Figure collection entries
>>>>

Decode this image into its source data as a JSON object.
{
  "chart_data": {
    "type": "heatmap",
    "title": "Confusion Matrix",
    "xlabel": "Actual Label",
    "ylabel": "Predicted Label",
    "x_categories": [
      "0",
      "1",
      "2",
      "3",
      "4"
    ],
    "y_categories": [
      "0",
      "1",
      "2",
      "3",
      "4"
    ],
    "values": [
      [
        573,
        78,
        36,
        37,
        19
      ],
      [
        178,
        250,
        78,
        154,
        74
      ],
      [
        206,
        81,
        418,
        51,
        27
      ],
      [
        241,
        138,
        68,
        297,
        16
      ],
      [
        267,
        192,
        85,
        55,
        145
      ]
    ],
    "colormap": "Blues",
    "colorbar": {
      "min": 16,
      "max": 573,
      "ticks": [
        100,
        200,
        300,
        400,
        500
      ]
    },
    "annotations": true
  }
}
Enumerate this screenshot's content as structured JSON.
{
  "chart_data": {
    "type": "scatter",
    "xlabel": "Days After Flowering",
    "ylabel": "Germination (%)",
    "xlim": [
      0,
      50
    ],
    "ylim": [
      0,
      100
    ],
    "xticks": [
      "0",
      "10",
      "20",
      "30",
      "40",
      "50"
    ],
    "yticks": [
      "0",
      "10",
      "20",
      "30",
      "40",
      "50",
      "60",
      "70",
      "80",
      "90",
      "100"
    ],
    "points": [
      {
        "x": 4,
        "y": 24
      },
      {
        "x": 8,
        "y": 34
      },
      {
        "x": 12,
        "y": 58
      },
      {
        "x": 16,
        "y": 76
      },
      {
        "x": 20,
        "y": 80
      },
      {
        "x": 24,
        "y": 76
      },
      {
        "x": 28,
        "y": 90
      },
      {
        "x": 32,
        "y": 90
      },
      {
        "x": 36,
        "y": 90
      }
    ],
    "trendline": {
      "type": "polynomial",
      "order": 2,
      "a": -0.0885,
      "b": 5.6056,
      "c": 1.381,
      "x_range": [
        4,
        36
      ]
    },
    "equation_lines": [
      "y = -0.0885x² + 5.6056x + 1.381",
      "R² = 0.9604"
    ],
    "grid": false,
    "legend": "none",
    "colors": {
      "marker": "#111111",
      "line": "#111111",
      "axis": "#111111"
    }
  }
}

<<<<

• What needs to be done:
Exact copies of all the records are required.

• Result below:
Decode this image into its source data as a JSON object.
{
  "chart_data": {
    "type": "heatmap",
    "title": "Confusion Matrix",
    "xlabel": "Actual Label",
    "ylabel": "Predicted Label",
    "x_categories": [
      "0",
      "1",
      "2",
      "3",
      "4"
    ],
    "y_categories": [
      "0",
      "1",
      "2",
      "3",
      "4"
    ],
    "values": [
      [
        573,
        78,
        36,
        37,
        19
      ],
      [
        178,
        250,
        78,
        154,
        74
      ],
      [
        206,
        81,
        418,
        51,
        27
      ],
      [
        241,
        138,
        68,
        297,
        16
      ],
      [
        267,
        192,
        85,
        55,
        145
      ]
    ],
    "colormap": "Blues",
    "colorbar": {
      "min": 16,
      "max": 573,
      "ticks": [
        100,
        200,
        300,
        400,
        500
      ]
    },
    "annotations": true
  }
}
Enumerate this screenshot's content as structured JSON.
{
  "chart_data": {
    "type": "scatter",
    "xlabel": "Days After Flowering",
    "ylabel": "Germination (%)",
    "xlim": [
      0,
      50
    ],
    "ylim": [
      0,
      100
    ],
    "xticks": [
      "0",
      "10",
      "20",
      "30",
      "40",
      "50"
    ],
    "yticks": [
      "0",
      "10",
      "20",
      "30",
      "40",
      "50",
      "60",
      "70",
      "80",
      "90",
      "100"
    ],
    "points": [
      {
        "x": 4,
        "y": 24
      },
      {
        "x": 8,
        "y": 34
      },
      {
        "x": 12,
        "y": 58
      },
      {
        "x": 16,
        "y": 76
      },
      {
        "x": 20,
        "y": 80
      },
      {
        "x": 24,
        "y": 76
      },
      {
        "x": 28,
        "y": 90
      },
      {
        "x": 32,
        "y": 90
      },
      {
        "x": 36,
        "y": 90
      }
    ],
    "trendline": {
      "type": "polynomial",
      "order": 2,
      "a": -0.0885,
      "b": 5.6056,
      "c": 1.381,
      "x_range": [
        4,
        36
      ]
    },
    "equation_lines": [
      "y = -0.0885x² + 5.6056x + 1.381",
      "R² = 0.9604"
    ],
    "grid": false,
    "legend": "none",
    "colors": {
      "marker": "#111111",
      "line": "#111111",
      "axis": "#111111"
    }
  }
}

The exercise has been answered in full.